## EXERCISE
Write out all the entries word for word, but skip any images.

## GIVEN RECORDS
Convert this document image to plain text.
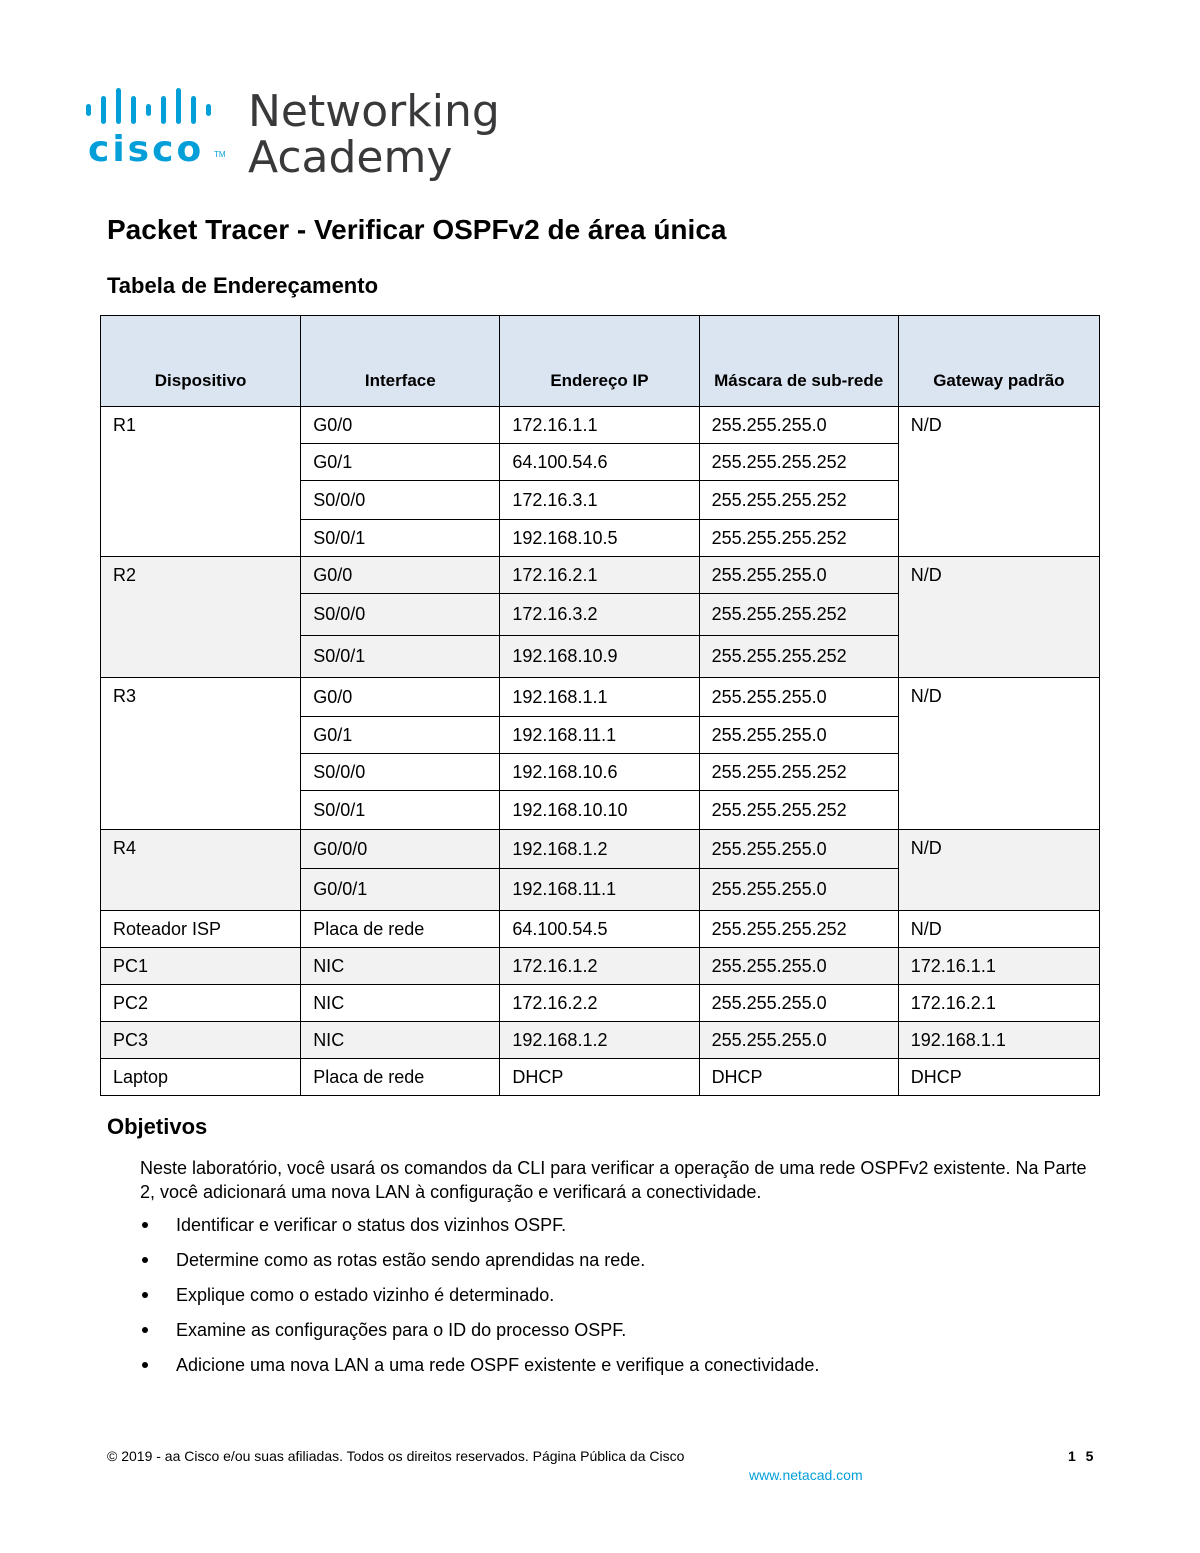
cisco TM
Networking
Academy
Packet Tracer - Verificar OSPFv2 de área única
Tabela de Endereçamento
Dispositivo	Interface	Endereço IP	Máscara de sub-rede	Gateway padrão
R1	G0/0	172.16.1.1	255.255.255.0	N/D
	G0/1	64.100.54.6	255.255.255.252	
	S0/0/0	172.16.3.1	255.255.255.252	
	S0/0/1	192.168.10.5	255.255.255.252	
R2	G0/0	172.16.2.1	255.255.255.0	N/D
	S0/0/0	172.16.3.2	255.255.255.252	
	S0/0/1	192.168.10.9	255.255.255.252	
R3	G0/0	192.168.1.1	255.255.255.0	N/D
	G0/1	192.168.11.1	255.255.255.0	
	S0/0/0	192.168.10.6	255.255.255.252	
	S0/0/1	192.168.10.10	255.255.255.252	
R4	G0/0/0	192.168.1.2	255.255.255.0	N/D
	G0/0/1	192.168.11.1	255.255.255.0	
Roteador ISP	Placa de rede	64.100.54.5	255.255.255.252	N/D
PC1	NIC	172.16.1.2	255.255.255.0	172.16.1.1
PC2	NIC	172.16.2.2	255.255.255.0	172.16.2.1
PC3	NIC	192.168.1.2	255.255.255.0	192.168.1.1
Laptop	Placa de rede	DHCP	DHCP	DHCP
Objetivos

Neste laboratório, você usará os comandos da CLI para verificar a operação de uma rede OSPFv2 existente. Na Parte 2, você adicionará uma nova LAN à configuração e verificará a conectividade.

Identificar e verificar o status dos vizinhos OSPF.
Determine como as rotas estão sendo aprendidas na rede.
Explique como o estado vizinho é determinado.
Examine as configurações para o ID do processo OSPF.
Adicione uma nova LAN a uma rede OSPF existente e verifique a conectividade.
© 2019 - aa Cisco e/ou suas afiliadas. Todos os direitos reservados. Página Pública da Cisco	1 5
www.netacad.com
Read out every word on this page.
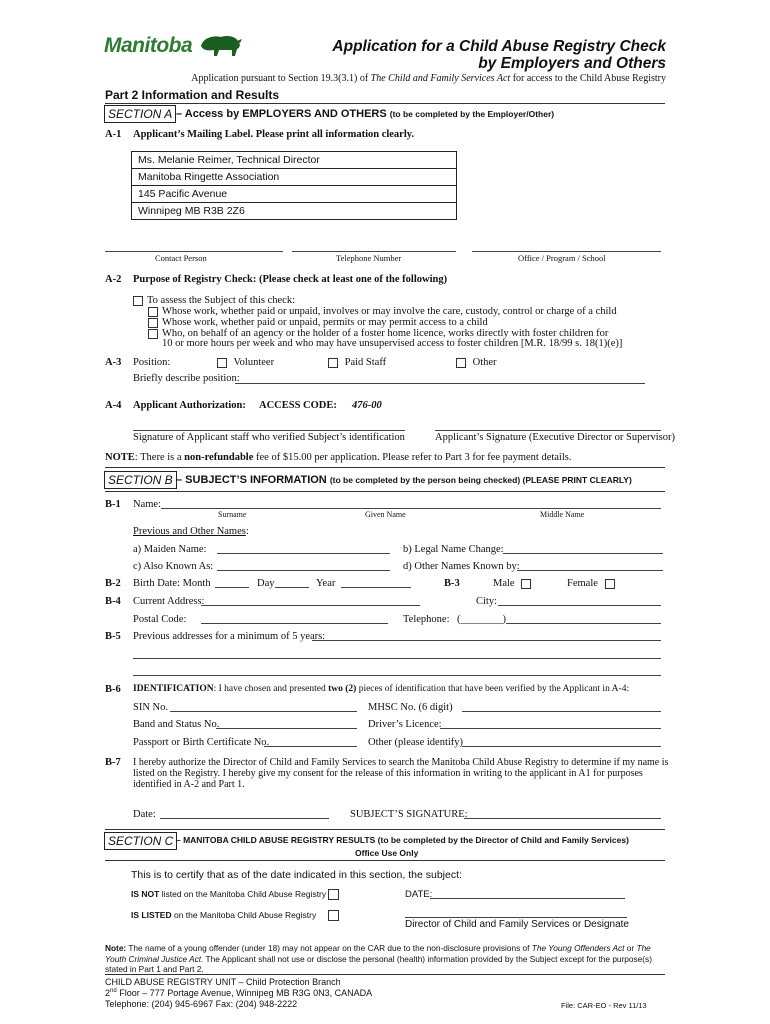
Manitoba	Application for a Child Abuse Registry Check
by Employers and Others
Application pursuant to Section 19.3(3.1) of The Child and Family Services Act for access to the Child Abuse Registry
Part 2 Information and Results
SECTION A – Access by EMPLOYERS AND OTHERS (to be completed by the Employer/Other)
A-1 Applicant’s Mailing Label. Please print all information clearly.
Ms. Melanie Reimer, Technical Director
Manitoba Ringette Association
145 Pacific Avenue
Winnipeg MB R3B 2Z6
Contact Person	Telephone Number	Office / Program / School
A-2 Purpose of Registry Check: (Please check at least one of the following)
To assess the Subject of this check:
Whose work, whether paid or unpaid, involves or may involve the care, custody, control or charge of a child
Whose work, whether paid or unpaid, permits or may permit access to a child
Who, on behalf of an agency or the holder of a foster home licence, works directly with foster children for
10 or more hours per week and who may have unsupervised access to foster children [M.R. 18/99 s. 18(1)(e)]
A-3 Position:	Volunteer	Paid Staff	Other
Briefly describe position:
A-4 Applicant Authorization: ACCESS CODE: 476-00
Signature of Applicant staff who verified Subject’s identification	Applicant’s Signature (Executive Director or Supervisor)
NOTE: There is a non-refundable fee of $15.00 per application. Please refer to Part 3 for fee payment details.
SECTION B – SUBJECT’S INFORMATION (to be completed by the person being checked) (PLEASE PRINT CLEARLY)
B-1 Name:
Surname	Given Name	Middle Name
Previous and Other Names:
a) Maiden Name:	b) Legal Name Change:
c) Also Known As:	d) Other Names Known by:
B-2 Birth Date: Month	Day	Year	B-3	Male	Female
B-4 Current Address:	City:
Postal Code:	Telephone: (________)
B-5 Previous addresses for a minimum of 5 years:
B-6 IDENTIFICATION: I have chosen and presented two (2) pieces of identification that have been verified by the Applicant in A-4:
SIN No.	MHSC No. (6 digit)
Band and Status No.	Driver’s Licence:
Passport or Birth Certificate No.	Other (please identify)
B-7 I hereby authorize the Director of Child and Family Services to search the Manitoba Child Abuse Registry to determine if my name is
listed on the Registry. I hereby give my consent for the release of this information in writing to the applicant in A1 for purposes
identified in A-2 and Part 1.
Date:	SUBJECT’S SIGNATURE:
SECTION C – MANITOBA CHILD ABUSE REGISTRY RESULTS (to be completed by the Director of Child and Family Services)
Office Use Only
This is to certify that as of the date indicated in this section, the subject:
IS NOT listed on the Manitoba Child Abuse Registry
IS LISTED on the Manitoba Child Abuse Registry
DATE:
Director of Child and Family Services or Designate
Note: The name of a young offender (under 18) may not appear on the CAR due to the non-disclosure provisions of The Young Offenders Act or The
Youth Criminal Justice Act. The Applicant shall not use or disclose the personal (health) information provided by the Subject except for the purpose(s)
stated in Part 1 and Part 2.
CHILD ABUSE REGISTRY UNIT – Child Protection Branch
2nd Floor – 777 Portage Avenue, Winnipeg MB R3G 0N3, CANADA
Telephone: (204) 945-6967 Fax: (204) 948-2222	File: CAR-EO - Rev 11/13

## ANSWER FOR THE TASK
Convert this document image to plain text.
cisco TM
Networking
Academy
Packet Tracer - Verificar OSPFv2 de área única
Tabela de Endereçamento
Dispositivo	Interface	Endereço IP	Máscara de sub-rede	Gateway padrão
R1	G0/0	172.16.1.1	255.255.255.0	N/D
	G0/1	64.100.54.6	255.255.255.252	
	S0/0/0	172.16.3.1	255.255.255.252	
	S0/0/1	192.168.10.5	255.255.255.252	
R2	G0/0	172.16.2.1	255.255.255.0	N/D
	S0/0/0	172.16.3.2	255.255.255.252	
	S0/0/1	192.168.10.9	255.255.255.252	
R3	G0/0	192.168.1.1	255.255.255.0	N/D
	G0/1	192.168.11.1	255.255.255.0	
	S0/0/0	192.168.10.6	255.255.255.252	
	S0/0/1	192.168.10.10	255.255.255.252	
R4	G0/0/0	192.168.1.2	255.255.255.0	N/D
	G0/0/1	192.168.11.1	255.255.255.0	
Roteador ISP	Placa de rede	64.100.54.5	255.255.255.252	N/D
PC1	NIC	172.16.1.2	255.255.255.0	172.16.1.1
PC2	NIC	172.16.2.2	255.255.255.0	172.16.2.1
PC3	NIC	192.168.1.2	255.255.255.0	192.168.1.1
Laptop	Placa de rede	DHCP	DHCP	DHCP
Objetivos

Neste laboratório, você usará os comandos da CLI para verificar a operação de uma rede OSPFv2 existente. Na Parte 2, você adicionará uma nova LAN à configuração e verificará a conectividade.

Identificar e verificar o status dos vizinhos OSPF.
Determine como as rotas estão sendo aprendidas na rede.
Explique como o estado vizinho é determinado.
Examine as configurações para o ID do processo OSPF.
Adicione uma nova LAN a uma rede OSPF existente e verifique a conectividade.
© 2019 - aa Cisco e/ou suas afiliadas. Todos os direitos reservados. Página Pública da Cisco	1 5
www.netacad.com
Read out every word on this page.
Manitoba	Application for a Child Abuse Registry Check
by Employers and Others
Application pursuant to Section 19.3(3.1) of The Child and Family Services Act for access to the Child Abuse Registry
Part 2 Information and Results
SECTION A – Access by EMPLOYERS AND OTHERS (to be completed by the Employer/Other)
A-1 Applicant’s Mailing Label. Please print all information clearly.
Ms. Melanie Reimer, Technical Director
Manitoba Ringette Association
145 Pacific Avenue
Winnipeg MB R3B 2Z6
Contact Person	Telephone Number	Office / Program / School
A-2 Purpose of Registry Check: (Please check at least one of the following)
To assess the Subject of this check:
Whose work, whether paid or unpaid, involves or may involve the care, custody, control or charge of a child
Whose work, whether paid or unpaid, permits or may permit access to a child
Who, on behalf of an agency or the holder of a foster home licence, works directly with foster children for
10 or more hours per week and who may have unsupervised access to foster children [M.R. 18/99 s. 18(1)(e)]
A-3 Position:	Volunteer	Paid Staff	Other
Briefly describe position:
A-4 Applicant Authorization: ACCESS CODE: 476-00
Signature of Applicant staff who verified Subject’s identification	Applicant’s Signature (Executive Director or Supervisor)
NOTE: There is a non-refundable fee of $15.00 per application. Please refer to Part 3 for fee payment details.
SECTION B – SUBJECT’S INFORMATION (to be completed by the person being checked) (PLEASE PRINT CLEARLY)
B-1 Name:
Surname	Given Name	Middle Name
Previous and Other Names:
a) Maiden Name:	b) Legal Name Change:
c) Also Known As:	d) Other Names Known by:
B-2 Birth Date: Month	Day	Year	B-3	Male	Female
B-4 Current Address:	City:
Postal Code:	Telephone: (________)
B-5 Previous addresses for a minimum of 5 years:
B-6 IDENTIFICATION: I have chosen and presented two (2) pieces of identification that have been verified by the Applicant in A-4:
SIN No.	MHSC No. (6 digit)
Band and Status No.	Driver’s Licence:
Passport or Birth Certificate No.	Other (please identify)
B-7 I hereby authorize the Director of Child and Family Services to search the Manitoba Child Abuse Registry to determine if my name is
listed on the Registry. I hereby give my consent for the release of this information in writing to the applicant in A1 for purposes
identified in A-2 and Part 1.
Date:	SUBJECT’S SIGNATURE:
SECTION C – MANITOBA CHILD ABUSE REGISTRY RESULTS (to be completed by the Director of Child and Family Services)
Office Use Only
This is to certify that as of the date indicated in this section, the subject:
IS NOT listed on the Manitoba Child Abuse Registry
IS LISTED on the Manitoba Child Abuse Registry
DATE:
Director of Child and Family Services or Designate
Note: The name of a young offender (under 18) may not appear on the CAR due to the non-disclosure provisions of The Young Offenders Act or The
Youth Criminal Justice Act. The Applicant shall not use or disclose the personal (health) information provided by the Subject except for the purpose(s)
stated in Part 1 and Part 2.
CHILD ABUSE REGISTRY UNIT – Child Protection Branch
2nd Floor – 777 Portage Avenue, Winnipeg MB R3G 0N3, CANADA
Telephone: (204) 945-6967 Fax: (204) 948-2222	File: CAR-EO - Rev 11/13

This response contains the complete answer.